Of all the lines in these entries, how many contain the string "губернатора"? Give only that count.

:: RECORDED INFORMATION ::

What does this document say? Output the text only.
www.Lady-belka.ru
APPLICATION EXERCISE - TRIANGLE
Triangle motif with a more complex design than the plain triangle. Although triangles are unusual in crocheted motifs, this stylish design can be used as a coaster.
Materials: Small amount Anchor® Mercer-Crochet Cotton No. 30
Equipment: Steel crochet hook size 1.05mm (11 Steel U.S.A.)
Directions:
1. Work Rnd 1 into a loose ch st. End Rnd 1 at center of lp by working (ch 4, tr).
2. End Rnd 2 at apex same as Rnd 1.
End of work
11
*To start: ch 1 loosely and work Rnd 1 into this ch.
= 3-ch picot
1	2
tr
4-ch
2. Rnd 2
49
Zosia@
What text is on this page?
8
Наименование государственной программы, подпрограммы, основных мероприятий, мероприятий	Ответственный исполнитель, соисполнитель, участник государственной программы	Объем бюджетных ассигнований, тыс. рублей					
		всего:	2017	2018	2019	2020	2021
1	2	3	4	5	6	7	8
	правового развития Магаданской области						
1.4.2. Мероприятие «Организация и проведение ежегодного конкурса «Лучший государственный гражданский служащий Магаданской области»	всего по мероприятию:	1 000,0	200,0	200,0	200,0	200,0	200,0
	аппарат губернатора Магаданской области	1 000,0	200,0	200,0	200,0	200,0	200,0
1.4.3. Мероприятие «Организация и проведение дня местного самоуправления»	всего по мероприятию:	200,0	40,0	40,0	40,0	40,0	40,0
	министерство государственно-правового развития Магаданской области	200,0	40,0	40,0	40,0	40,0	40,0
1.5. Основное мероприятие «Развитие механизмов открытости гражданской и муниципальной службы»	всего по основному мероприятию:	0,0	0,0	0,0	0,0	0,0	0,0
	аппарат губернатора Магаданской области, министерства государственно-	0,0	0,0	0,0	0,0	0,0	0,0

:::

RESULT FOR THIS TASK:
2